[Document text records]

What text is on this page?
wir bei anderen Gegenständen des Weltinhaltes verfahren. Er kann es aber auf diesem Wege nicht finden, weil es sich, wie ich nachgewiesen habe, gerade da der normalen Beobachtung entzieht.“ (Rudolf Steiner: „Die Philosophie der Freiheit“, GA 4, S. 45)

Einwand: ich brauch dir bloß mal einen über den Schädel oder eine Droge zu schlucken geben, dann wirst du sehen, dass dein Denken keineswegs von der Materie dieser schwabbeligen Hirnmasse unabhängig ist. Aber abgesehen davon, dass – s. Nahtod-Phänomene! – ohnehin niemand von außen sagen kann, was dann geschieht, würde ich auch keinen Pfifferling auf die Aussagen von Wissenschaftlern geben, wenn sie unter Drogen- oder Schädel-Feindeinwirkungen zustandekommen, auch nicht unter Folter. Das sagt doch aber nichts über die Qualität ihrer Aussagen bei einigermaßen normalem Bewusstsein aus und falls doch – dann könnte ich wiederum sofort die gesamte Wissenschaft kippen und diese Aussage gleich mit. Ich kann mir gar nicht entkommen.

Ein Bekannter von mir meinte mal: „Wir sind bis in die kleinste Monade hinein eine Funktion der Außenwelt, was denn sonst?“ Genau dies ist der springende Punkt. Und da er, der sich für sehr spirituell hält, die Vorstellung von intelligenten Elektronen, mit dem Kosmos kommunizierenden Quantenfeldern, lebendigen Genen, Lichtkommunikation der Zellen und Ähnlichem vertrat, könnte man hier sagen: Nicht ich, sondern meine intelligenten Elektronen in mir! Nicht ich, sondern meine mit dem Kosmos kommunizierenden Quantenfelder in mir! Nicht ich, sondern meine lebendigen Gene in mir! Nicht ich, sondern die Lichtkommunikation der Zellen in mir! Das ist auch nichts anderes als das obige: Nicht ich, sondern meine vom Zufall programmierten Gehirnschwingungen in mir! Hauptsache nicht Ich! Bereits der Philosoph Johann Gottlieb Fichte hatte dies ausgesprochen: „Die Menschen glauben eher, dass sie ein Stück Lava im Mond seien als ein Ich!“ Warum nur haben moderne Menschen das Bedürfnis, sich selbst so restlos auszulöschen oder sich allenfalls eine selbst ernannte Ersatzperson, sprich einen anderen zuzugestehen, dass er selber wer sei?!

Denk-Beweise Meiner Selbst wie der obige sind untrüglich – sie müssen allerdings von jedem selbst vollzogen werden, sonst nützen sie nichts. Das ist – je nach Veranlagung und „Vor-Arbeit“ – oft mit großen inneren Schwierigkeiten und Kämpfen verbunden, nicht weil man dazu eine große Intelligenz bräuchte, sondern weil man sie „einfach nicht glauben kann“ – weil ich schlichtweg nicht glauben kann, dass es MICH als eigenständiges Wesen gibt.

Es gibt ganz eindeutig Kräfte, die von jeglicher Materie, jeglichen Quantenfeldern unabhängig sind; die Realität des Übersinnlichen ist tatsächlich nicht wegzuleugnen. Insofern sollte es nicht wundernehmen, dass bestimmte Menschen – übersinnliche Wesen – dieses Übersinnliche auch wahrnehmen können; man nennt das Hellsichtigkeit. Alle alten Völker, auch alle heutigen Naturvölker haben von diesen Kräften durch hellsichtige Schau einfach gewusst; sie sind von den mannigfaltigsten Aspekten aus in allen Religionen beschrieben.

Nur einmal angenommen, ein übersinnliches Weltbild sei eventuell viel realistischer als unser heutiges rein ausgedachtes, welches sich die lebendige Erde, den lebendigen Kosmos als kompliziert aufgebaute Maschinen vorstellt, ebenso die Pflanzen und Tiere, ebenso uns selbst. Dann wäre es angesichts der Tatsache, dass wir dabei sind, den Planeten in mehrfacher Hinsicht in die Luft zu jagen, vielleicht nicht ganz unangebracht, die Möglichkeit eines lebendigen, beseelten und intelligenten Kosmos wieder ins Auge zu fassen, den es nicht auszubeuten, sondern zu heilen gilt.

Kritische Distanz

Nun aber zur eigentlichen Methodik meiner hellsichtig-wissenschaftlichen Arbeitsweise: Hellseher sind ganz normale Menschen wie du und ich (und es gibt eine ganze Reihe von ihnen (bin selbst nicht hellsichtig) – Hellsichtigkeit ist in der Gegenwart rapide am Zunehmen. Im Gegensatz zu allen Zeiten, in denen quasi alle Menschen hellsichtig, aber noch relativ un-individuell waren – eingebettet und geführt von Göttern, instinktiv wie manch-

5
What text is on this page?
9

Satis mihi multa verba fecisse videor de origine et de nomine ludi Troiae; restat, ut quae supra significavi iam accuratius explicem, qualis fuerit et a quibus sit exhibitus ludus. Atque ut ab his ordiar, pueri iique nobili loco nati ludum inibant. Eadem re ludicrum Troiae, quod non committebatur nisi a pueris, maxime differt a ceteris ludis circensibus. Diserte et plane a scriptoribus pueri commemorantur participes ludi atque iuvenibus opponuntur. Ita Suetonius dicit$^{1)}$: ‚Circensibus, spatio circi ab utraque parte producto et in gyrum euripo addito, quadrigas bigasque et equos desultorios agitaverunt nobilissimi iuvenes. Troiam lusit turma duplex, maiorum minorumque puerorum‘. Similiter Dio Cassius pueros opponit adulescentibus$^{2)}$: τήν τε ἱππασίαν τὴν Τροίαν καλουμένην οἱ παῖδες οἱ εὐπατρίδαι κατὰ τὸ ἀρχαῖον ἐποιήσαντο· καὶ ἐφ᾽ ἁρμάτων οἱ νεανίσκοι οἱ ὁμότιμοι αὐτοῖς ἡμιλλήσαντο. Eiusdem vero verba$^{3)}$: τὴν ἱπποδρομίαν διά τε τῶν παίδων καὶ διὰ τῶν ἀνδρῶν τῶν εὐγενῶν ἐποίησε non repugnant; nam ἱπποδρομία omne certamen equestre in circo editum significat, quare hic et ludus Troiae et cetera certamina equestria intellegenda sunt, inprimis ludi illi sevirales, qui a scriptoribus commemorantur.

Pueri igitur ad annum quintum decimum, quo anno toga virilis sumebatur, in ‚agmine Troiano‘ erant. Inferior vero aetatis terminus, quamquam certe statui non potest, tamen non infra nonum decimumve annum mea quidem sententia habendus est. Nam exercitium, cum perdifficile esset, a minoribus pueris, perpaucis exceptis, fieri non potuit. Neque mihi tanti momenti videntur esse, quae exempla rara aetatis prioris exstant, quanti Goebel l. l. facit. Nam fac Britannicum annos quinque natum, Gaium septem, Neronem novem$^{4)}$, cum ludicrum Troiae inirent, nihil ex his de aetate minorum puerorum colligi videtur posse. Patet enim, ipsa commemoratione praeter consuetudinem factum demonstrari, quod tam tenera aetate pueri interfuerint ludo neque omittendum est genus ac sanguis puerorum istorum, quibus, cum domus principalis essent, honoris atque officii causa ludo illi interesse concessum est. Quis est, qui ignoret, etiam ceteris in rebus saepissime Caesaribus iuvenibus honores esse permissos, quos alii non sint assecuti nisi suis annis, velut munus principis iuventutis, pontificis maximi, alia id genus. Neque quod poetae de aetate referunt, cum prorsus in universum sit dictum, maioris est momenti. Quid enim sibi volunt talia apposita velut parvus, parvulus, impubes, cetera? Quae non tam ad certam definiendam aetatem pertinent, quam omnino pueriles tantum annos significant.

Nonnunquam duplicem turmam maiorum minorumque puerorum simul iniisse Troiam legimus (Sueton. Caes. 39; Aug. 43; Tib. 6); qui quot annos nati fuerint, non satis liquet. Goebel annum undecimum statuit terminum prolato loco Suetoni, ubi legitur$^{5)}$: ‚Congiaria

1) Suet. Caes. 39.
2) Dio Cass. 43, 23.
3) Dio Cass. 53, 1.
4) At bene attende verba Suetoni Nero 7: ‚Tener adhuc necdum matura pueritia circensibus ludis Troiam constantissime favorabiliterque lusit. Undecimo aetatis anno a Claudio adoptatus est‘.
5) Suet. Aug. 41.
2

_Assignment_
The answer should be one number, the count of lines above that contain "einfach".

_Completed exercise_
2